◆ Exercise details
Repeat the listing below in full, exactly as it stands.
Begin
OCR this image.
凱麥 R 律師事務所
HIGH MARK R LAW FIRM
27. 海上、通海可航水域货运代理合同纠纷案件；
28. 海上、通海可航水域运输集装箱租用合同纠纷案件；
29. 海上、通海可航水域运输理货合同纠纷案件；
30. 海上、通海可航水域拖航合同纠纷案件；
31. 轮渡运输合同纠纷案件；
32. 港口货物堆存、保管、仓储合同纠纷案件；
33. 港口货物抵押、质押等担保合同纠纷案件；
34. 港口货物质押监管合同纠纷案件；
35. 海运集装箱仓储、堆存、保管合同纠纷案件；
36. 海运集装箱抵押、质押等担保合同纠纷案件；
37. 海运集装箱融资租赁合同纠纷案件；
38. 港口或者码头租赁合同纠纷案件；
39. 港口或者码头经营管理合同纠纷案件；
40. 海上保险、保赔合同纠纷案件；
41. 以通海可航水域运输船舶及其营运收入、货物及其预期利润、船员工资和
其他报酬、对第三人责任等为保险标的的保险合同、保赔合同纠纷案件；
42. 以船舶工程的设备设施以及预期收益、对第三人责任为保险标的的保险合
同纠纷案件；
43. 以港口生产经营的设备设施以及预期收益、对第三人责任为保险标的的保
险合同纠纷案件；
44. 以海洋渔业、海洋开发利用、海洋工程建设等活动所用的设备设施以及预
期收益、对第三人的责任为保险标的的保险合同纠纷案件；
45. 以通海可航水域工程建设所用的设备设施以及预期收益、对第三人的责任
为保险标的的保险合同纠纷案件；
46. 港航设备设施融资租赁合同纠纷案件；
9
End
◆ Written solution
OCR this image.
凱麥 R 律師事務所
HIGH MARK R LAW FIRM
27. 海上、通海可航水域货运代理合同纠纷案件；
28. 海上、通海可航水域运输集装箱租用合同纠纷案件；
29. 海上、通海可航水域运输理货合同纠纷案件；
30. 海上、通海可航水域拖航合同纠纷案件；
31. 轮渡运输合同纠纷案件；
32. 港口货物堆存、保管、仓储合同纠纷案件；
33. 港口货物抵押、质押等担保合同纠纷案件；
34. 港口货物质押监管合同纠纷案件；
35. 海运集装箱仓储、堆存、保管合同纠纷案件；
36. 海运集装箱抵押、质押等担保合同纠纷案件；
37. 海运集装箱融资租赁合同纠纷案件；
38. 港口或者码头租赁合同纠纷案件；
39. 港口或者码头经营管理合同纠纷案件；
40. 海上保险、保赔合同纠纷案件；
41. 以通海可航水域运输船舶及其营运收入、货物及其预期利润、船员工资和
其他报酬、对第三人责任等为保险标的的保险合同、保赔合同纠纷案件；
42. 以船舶工程的设备设施以及预期收益、对第三人责任为保险标的的保险合
同纠纷案件；
43. 以港口生产经营的设备设施以及预期收益、对第三人责任为保险标的的保
险合同纠纷案件；
44. 以海洋渔业、海洋开发利用、海洋工程建设等活动所用的设备设施以及预
期收益、对第三人的责任为保险标的的保险合同纠纷案件；
45. 以通海可航水域工程建设所用的设备设施以及预期收益、对第三人的责任
为保险标的的保险合同纠纷案件；
46. 港航设备设施融资租赁合同纠纷案件；
9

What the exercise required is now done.